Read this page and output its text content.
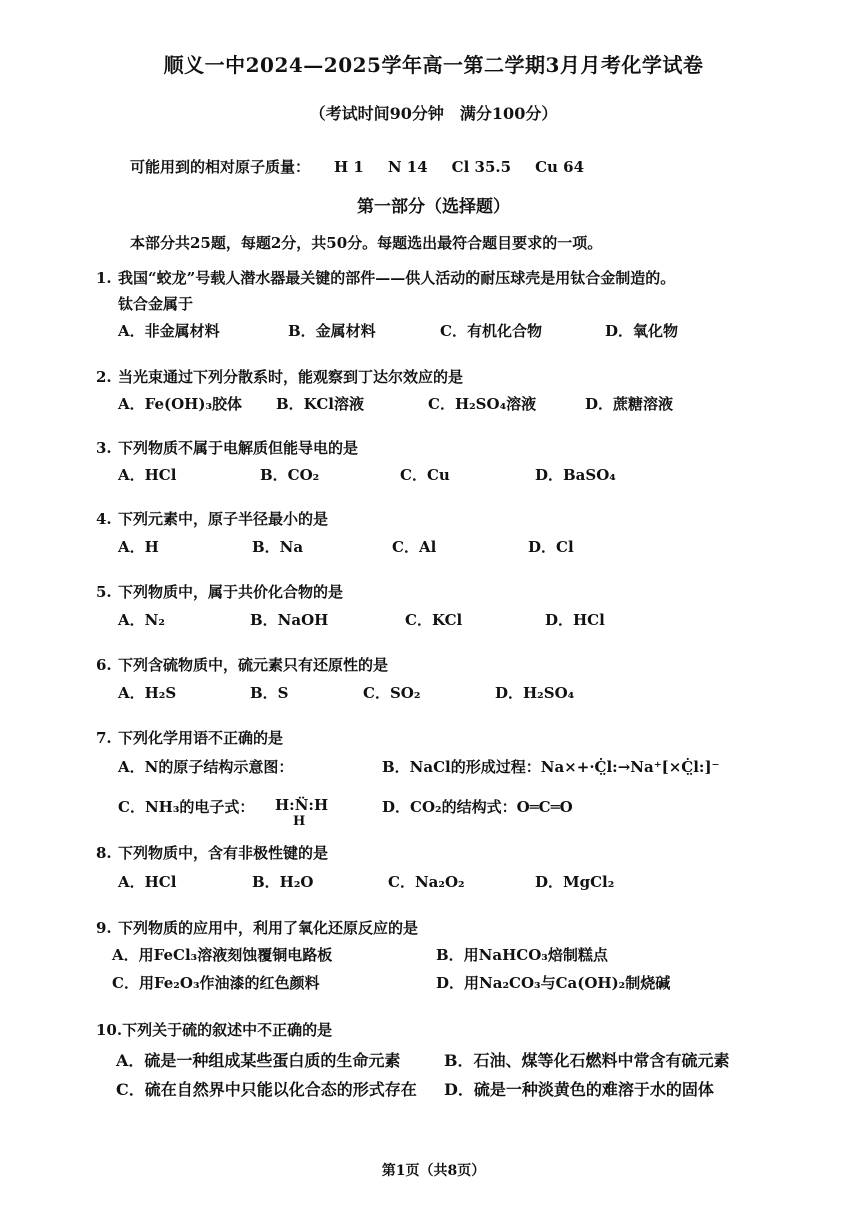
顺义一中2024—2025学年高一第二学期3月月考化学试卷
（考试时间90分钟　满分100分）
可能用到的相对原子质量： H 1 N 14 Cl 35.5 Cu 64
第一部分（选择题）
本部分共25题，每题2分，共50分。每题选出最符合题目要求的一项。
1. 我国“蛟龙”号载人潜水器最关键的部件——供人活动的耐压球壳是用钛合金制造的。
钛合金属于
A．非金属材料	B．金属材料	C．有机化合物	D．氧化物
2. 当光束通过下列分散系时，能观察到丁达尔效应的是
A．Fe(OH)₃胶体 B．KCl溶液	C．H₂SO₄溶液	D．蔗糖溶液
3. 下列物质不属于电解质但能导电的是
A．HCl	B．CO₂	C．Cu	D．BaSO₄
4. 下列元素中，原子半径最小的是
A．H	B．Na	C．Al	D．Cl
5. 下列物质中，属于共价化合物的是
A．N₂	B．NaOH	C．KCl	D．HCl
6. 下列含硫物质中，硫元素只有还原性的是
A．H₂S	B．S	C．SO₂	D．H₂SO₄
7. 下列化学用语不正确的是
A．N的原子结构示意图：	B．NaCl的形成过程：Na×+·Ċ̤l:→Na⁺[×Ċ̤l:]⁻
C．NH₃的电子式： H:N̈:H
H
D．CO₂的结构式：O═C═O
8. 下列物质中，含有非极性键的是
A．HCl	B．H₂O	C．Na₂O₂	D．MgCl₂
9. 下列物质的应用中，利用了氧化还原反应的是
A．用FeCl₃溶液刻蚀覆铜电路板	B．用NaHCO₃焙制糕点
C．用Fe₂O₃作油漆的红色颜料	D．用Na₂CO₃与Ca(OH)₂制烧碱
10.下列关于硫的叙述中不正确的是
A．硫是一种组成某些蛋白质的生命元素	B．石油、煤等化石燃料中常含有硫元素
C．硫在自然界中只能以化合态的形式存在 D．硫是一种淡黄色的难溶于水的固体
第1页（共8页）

+--

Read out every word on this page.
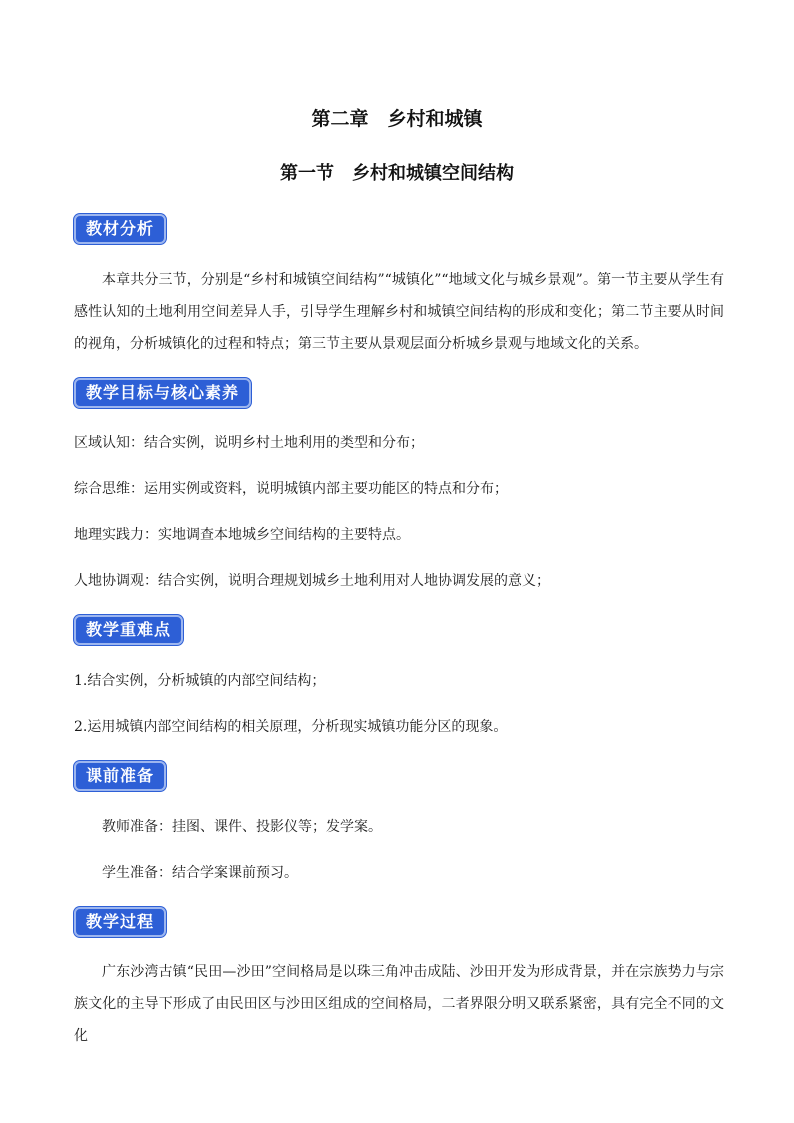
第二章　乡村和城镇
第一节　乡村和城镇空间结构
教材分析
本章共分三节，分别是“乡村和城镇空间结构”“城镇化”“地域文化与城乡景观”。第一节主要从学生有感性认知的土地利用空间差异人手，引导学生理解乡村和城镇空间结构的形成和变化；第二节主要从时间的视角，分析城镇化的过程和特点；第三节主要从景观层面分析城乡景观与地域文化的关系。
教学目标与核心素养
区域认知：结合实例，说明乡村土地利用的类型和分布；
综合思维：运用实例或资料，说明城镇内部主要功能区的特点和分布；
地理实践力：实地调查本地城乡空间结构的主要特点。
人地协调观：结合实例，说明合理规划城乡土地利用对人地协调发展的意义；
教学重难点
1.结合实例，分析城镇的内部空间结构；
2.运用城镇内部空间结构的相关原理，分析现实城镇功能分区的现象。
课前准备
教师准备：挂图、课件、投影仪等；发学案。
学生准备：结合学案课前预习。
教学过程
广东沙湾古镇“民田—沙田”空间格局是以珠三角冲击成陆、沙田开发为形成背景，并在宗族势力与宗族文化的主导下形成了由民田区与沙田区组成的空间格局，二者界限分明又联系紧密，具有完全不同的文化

+--

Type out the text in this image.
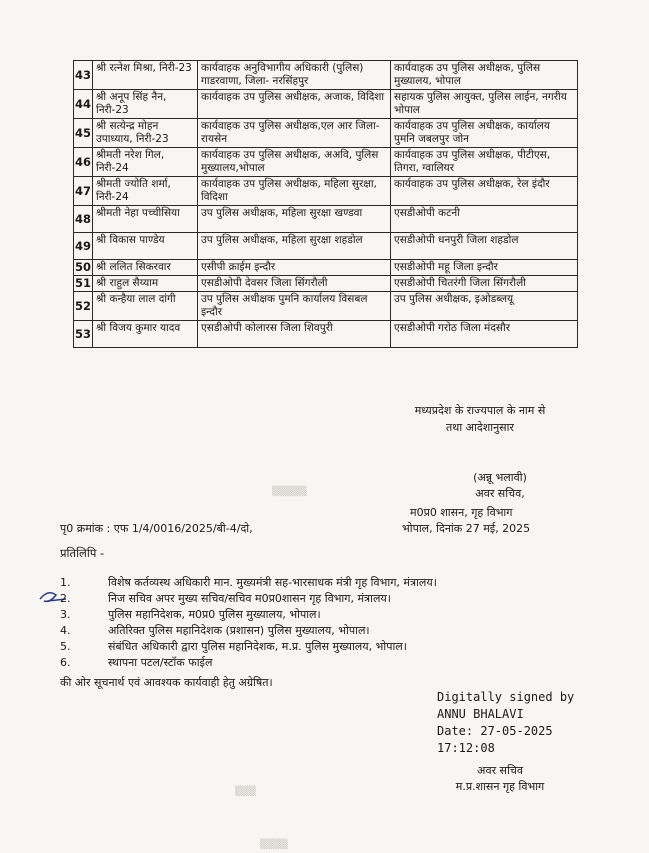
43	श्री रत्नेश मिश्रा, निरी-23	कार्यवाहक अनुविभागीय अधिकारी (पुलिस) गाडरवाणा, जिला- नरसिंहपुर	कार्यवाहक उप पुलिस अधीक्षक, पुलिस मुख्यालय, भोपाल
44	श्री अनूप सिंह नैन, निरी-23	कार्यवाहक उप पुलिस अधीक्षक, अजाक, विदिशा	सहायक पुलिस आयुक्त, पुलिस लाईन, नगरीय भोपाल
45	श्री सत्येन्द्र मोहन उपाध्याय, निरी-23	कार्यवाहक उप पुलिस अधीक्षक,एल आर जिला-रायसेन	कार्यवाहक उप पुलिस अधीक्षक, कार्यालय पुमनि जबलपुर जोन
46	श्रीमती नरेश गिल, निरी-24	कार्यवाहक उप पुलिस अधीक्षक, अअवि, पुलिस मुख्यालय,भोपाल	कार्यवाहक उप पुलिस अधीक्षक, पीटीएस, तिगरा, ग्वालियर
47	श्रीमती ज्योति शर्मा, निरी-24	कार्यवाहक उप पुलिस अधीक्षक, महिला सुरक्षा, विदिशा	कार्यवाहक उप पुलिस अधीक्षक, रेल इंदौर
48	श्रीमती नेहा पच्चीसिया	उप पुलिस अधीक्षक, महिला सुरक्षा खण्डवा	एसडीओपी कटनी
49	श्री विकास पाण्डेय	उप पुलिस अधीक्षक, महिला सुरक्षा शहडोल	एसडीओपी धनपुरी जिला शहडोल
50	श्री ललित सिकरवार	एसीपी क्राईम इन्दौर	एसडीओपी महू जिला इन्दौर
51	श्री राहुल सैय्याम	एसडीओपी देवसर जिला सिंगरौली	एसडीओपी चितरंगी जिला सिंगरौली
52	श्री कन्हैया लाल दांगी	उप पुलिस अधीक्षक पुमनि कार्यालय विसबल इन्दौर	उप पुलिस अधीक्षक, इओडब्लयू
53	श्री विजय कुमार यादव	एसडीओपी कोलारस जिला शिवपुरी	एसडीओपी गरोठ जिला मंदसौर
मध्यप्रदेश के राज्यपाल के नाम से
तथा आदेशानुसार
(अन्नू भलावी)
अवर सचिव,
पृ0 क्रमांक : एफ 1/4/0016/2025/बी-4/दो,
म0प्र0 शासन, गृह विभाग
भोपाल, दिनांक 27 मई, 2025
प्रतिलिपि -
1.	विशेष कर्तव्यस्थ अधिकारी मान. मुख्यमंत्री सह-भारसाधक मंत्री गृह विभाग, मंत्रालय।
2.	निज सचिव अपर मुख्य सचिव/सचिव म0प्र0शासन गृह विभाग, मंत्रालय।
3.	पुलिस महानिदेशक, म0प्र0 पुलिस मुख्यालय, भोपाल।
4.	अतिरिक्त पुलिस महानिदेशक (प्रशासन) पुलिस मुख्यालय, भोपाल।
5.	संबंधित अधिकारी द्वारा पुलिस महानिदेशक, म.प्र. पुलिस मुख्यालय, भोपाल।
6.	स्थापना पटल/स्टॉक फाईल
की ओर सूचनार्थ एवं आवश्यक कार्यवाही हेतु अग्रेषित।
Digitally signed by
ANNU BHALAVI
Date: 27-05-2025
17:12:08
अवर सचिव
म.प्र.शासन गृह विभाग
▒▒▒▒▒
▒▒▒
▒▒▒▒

+--

▶ **PROBLEM TO WORK ON**
Of the lines above, how many hold the word "page"? Say the number alone.

▶ **EXERCISE ANSWER**
2